## OBJECTIVE
Below are the records; collect from them each line containing the string "this".

## INPUT DATA
-----

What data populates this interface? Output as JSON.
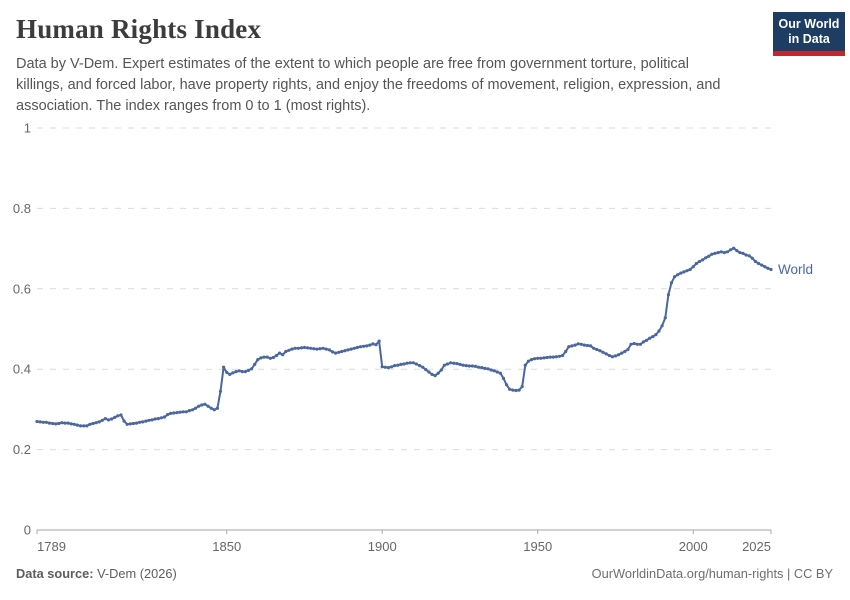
{
  "header": {
    "title": "Human Rights Index",
    "subtitle_lines": [
      "Data by V-Dem. Expert estimates of the extent to which people are free from government torture, political",
      "killings, and forced labor, have property rights, and enjoy the freedoms of movement, religion, expression, and",
      "association. The index ranges from 0 to 1 (most rights)."
    ],
    "logo": {
      "line1": "Our World",
      "line2": "in Data"
    }
  },
  "footer": {
    "source_label": "Data source:",
    "source_value": " V-Dem (2026)",
    "link": "OurWorldinData.org/human-rights | CC BY"
  },
  "colors": {
    "line": "#4a679f",
    "grid": "#dcdcdc",
    "axis": "#a5a5a5",
    "tick_label": "#676767",
    "title": "#3c3c3c",
    "subtitle": "#555555",
    "footer": "#5d5d5d",
    "logo_bg": "#1d3d63",
    "logo_bar": "#c1272d"
  },
  "chart_data": {
    "type": "line",
    "title": "Human Rights Index",
    "xlabel": "",
    "ylabel": "",
    "xlim": [
      1789,
      2025
    ],
    "ylim": [
      0,
      1
    ],
    "xticks": [
      1789,
      1850,
      1900,
      1950,
      2000,
      2025
    ],
    "yticks": [
      0,
      0.2,
      0.4,
      0.6,
      0.8,
      1
    ],
    "grid": "horizontal-dashed",
    "legend_position": "end-of-line-label",
    "start_year": 1789,
    "end_year": 2025,
    "series": [
      {
        "name": "World",
        "values": [
          0.27,
          0.269,
          0.268,
          0.268,
          0.266,
          0.265,
          0.264,
          0.265,
          0.267,
          0.266,
          0.266,
          0.264,
          0.263,
          0.261,
          0.259,
          0.259,
          0.259,
          0.263,
          0.265,
          0.267,
          0.269,
          0.273,
          0.277,
          0.274,
          0.276,
          0.28,
          0.284,
          0.286,
          0.271,
          0.263,
          0.264,
          0.265,
          0.266,
          0.268,
          0.269,
          0.271,
          0.273,
          0.274,
          0.276,
          0.277,
          0.279,
          0.281,
          0.287,
          0.29,
          0.291,
          0.292,
          0.293,
          0.294,
          0.294,
          0.297,
          0.299,
          0.303,
          0.308,
          0.311,
          0.313,
          0.308,
          0.303,
          0.299,
          0.303,
          0.345,
          0.405,
          0.392,
          0.387,
          0.391,
          0.394,
          0.396,
          0.394,
          0.394,
          0.397,
          0.401,
          0.412,
          0.424,
          0.428,
          0.43,
          0.43,
          0.427,
          0.429,
          0.434,
          0.44,
          0.436,
          0.444,
          0.447,
          0.45,
          0.452,
          0.452,
          0.453,
          0.454,
          0.453,
          0.452,
          0.451,
          0.45,
          0.451,
          0.452,
          0.45,
          0.448,
          0.443,
          0.44,
          0.442,
          0.444,
          0.446,
          0.448,
          0.45,
          0.452,
          0.454,
          0.456,
          0.457,
          0.458,
          0.46,
          0.463,
          0.461,
          0.47,
          0.406,
          0.405,
          0.404,
          0.406,
          0.409,
          0.41,
          0.412,
          0.413,
          0.415,
          0.416,
          0.416,
          0.413,
          0.409,
          0.405,
          0.399,
          0.393,
          0.387,
          0.384,
          0.39,
          0.398,
          0.41,
          0.413,
          0.416,
          0.415,
          0.414,
          0.412,
          0.41,
          0.409,
          0.408,
          0.408,
          0.407,
          0.405,
          0.404,
          0.402,
          0.401,
          0.398,
          0.396,
          0.393,
          0.39,
          0.377,
          0.361,
          0.35,
          0.348,
          0.347,
          0.348,
          0.357,
          0.41,
          0.42,
          0.424,
          0.426,
          0.427,
          0.427,
          0.428,
          0.429,
          0.43,
          0.43,
          0.431,
          0.432,
          0.434,
          0.444,
          0.456,
          0.458,
          0.46,
          0.463,
          0.462,
          0.46,
          0.459,
          0.458,
          0.452,
          0.449,
          0.446,
          0.442,
          0.438,
          0.434,
          0.431,
          0.433,
          0.436,
          0.44,
          0.444,
          0.449,
          0.462,
          0.464,
          0.462,
          0.462,
          0.468,
          0.472,
          0.477,
          0.481,
          0.486,
          0.495,
          0.508,
          0.528,
          0.585,
          0.615,
          0.63,
          0.635,
          0.639,
          0.642,
          0.645,
          0.648,
          0.655,
          0.663,
          0.668,
          0.672,
          0.677,
          0.681,
          0.686,
          0.688,
          0.69,
          0.692,
          0.69,
          0.692,
          0.697,
          0.701,
          0.695,
          0.69,
          0.688,
          0.684,
          0.682,
          0.676,
          0.668,
          0.663,
          0.659,
          0.655,
          0.651,
          0.648
        ]
      }
    ]
  }
}
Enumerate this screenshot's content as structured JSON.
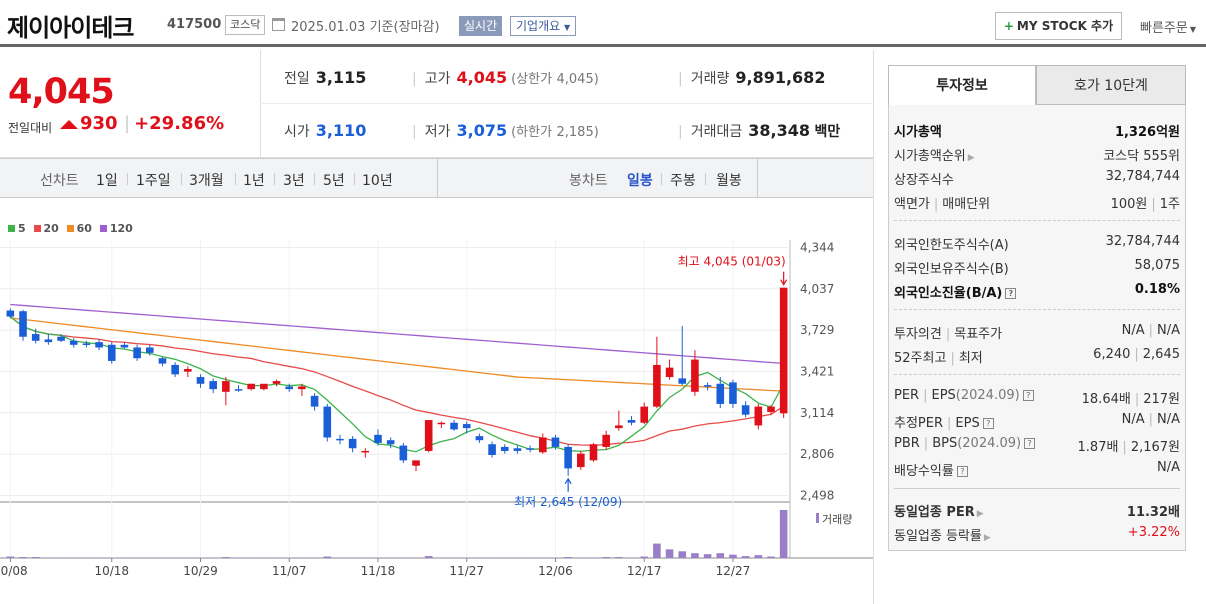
{
  "header": {
    "company_name": "제이아이테크",
    "stock_code": "417500",
    "market": "코스닥",
    "base_date": "2025.01.03",
    "base_note": "기준(장마감)",
    "realtime_label": "실시간",
    "overview_label": "기업개요",
    "mystock_label": "MY STOCK 추가",
    "quick_order_label": "빠른주문"
  },
  "price": {
    "current": "4,045",
    "change_label": "전일대비",
    "change_value": "930",
    "change_pct": "+29.86%",
    "prev_close_label": "전일",
    "prev_close": "3,115",
    "open_label": "시가",
    "open": "3,110",
    "high_label": "고가",
    "high": "4,045",
    "upper_limit_label": "(상한가",
    "upper_limit": "4,045)",
    "low_label": "저가",
    "low": "3,075",
    "lower_limit_label": "(하한가",
    "lower_limit": "2,185)",
    "volume_label": "거래량",
    "volume": "9,891,682",
    "amount_label": "거래대금",
    "amount": "38,348",
    "amount_unit": "백만"
  },
  "period_bar": {
    "line_label": "선차트",
    "line_periods": [
      "1일",
      "1주일",
      "3개월",
      "1년",
      "3년",
      "5년",
      "10년"
    ],
    "candle_label": "봉차트",
    "candle_periods": [
      "일봉",
      "주봉",
      "월봉"
    ],
    "selected_candle": "일봉"
  },
  "colors": {
    "up": "#e0101a",
    "down": "#1a5fd8",
    "ma5": "#3cb44a",
    "ma20": "#e84a4a",
    "ma60": "#f08a24",
    "ma120": "#a05fd0",
    "volume": "#9a7fc8"
  },
  "chart_data": {
    "type": "candlestick",
    "ma_legend": [
      "5",
      "20",
      "60",
      "120"
    ],
    "y_ticks": [
      4344,
      4037,
      3729,
      3421,
      3114,
      2806,
      2498
    ],
    "y_tick_labels": [
      "4,344",
      "4,037",
      "3,729",
      "3,421",
      "3,114",
      "2,806",
      "2,498"
    ],
    "ylim": [
      2450,
      4400
    ],
    "x_labels": [
      "10/08",
      "10/18",
      "10/29",
      "11/07",
      "11/18",
      "11/27",
      "12/06",
      "12/17",
      "12/27"
    ],
    "x_label_index": [
      0,
      8,
      15,
      22,
      29,
      36,
      43,
      50,
      57
    ],
    "max_annotation": "최고 4,045 (01/03)",
    "min_annotation": "최저 2,645 (12/09)",
    "max_index": 61,
    "max_value": 4045,
    "min_index": 44,
    "min_value": 2645,
    "volume_label": "거래량",
    "candles": [
      [
        3875,
        3890,
        3830,
        3820
      ],
      [
        3870,
        3880,
        3680,
        3650
      ],
      [
        3700,
        3740,
        3650,
        3630
      ],
      [
        3660,
        3700,
        3640,
        3620
      ],
      [
        3680,
        3700,
        3650,
        3640
      ],
      [
        3650,
        3670,
        3620,
        3600
      ],
      [
        3630,
        3650,
        3620,
        3600
      ],
      [
        3640,
        3660,
        3600,
        3580
      ],
      [
        3620,
        3640,
        3500,
        3480
      ],
      [
        3620,
        3640,
        3600,
        3590
      ],
      [
        3600,
        3620,
        3520,
        3500
      ],
      [
        3600,
        3620,
        3560,
        3540
      ],
      [
        3520,
        3530,
        3480,
        3460
      ],
      [
        3470,
        3490,
        3400,
        3380
      ],
      [
        3420,
        3460,
        3440,
        3380
      ],
      [
        3380,
        3400,
        3330,
        3300
      ],
      [
        3350,
        3370,
        3290,
        3260
      ],
      [
        3270,
        3380,
        3350,
        3170
      ],
      [
        3290,
        3320,
        3280,
        3270
      ],
      [
        3290,
        3330,
        3330,
        3280
      ],
      [
        3290,
        3310,
        3330,
        3280
      ],
      [
        3330,
        3360,
        3350,
        3310
      ],
      [
        3310,
        3330,
        3290,
        3270
      ],
      [
        3290,
        3330,
        3310,
        3240
      ],
      [
        3240,
        3260,
        3160,
        3130
      ],
      [
        3160,
        3180,
        2930,
        2900
      ],
      [
        2920,
        2950,
        2910,
        2880
      ],
      [
        2920,
        2940,
        2850,
        2820
      ],
      [
        2830,
        2850,
        2830,
        2780
      ],
      [
        2950,
        2990,
        2890,
        2870
      ],
      [
        2910,
        2930,
        2880,
        2850
      ],
      [
        2870,
        2890,
        2760,
        2740
      ],
      [
        2720,
        2750,
        2760,
        2680
      ],
      [
        2830,
        3060,
        3060,
        2820
      ],
      [
        3030,
        3050,
        3040,
        3000
      ],
      [
        3040,
        3060,
        2990,
        2980
      ],
      [
        3030,
        3050,
        3000,
        2960
      ],
      [
        2940,
        2960,
        2910,
        2890
      ],
      [
        2880,
        2900,
        2800,
        2780
      ],
      [
        2860,
        2880,
        2830,
        2810
      ],
      [
        2850,
        2870,
        2830,
        2810
      ],
      [
        2850,
        2870,
        2840,
        2820
      ],
      [
        2820,
        2960,
        2930,
        2810
      ],
      [
        2930,
        2950,
        2860,
        2840
      ],
      [
        2860,
        2880,
        2700,
        2645
      ],
      [
        2710,
        2830,
        2810,
        2690
      ],
      [
        2760,
        2890,
        2880,
        2750
      ],
      [
        2860,
        2980,
        2950,
        2840
      ],
      [
        3000,
        3130,
        3020,
        2980
      ],
      [
        3060,
        3090,
        3040,
        3020
      ],
      [
        3040,
        3190,
        3160,
        3030
      ],
      [
        3160,
        3680,
        3470,
        3150
      ],
      [
        3380,
        3510,
        3450,
        3360
      ],
      [
        3370,
        3760,
        3330,
        3320
      ],
      [
        3270,
        3580,
        3510,
        3240
      ],
      [
        3320,
        3340,
        3310,
        3280
      ],
      [
        3330,
        3380,
        3180,
        3150
      ],
      [
        3340,
        3360,
        3180,
        3150
      ],
      [
        3170,
        3200,
        3100,
        3080
      ],
      [
        3020,
        3180,
        3160,
        2990
      ],
      [
        3120,
        3170,
        3160,
        3100
      ],
      [
        3110,
        4045,
        4045,
        3075
      ]
    ],
    "volumes": [
      0.03,
      0.02,
      0.02,
      0.01,
      0.01,
      0.01,
      0.01,
      0.01,
      0.01,
      0.01,
      0.01,
      0.01,
      0.01,
      0.01,
      0.01,
      0.01,
      0.01,
      0.02,
      0.01,
      0.01,
      0.01,
      0.01,
      0.01,
      0.01,
      0.01,
      0.03,
      0.01,
      0.01,
      0.01,
      0.01,
      0.01,
      0.01,
      0.01,
      0.04,
      0.01,
      0.01,
      0.01,
      0.01,
      0.01,
      0.01,
      0.01,
      0.01,
      0.01,
      0.01,
      0.02,
      0.01,
      0.01,
      0.02,
      0.02,
      0.01,
      0.03,
      0.3,
      0.18,
      0.14,
      0.1,
      0.08,
      0.1,
      0.07,
      0.04,
      0.06,
      0.03,
      1.0
    ]
  },
  "tabs": {
    "invest_info": "투자정보",
    "order_book": "호가 10단계"
  },
  "info": {
    "market_cap_label": "시가총액",
    "market_cap": "1,326억원",
    "market_cap_rank_label": "시가총액순위",
    "market_cap_rank": "코스닥 555위",
    "listed_shares_label": "상장주식수",
    "listed_shares": "32,784,744",
    "par_label": "액면가",
    "trade_unit_label": "매매단위",
    "par_value": "100원",
    "trade_unit": "1주",
    "foreign_limit_label": "외국인한도주식수(A)",
    "foreign_limit": "32,784,744",
    "foreign_hold_label": "외국인보유주식수(B)",
    "foreign_hold": "58,075",
    "foreign_ratio_label": "외국인소진율(B/A)",
    "foreign_ratio": "0.18%",
    "opinion_label": "투자의견",
    "target_label": "목표주가",
    "opinion": "N/A",
    "target": "N/A",
    "w52_high_label": "52주최고",
    "w52_low_label": "최저",
    "w52_high": "6,240",
    "w52_low": "2,645",
    "per_label": "PER",
    "eps_label": "EPS",
    "eps_year": "(2024.09)",
    "per": "18.64배",
    "eps": "217원",
    "est_per_label": "추정PER",
    "est_eps_label": "EPS",
    "est_per": "N/A",
    "est_eps": "N/A",
    "pbr_label": "PBR",
    "bps_label": "BPS",
    "bps_year": "(2024.09)",
    "pbr": "1.87배",
    "bps": "2,167원",
    "dividend_label": "배당수익률",
    "dividend": "N/A",
    "sector_per_label": "동일업종 PER",
    "sector_per": "11.32배",
    "sector_change_label": "동일업종 등락률",
    "sector_change": "+3.22%"
  }
}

-----

## FULL RESPONSE
What data populates this interface? Output as JSON.
Enumerate this screenshot's content as structured JSON.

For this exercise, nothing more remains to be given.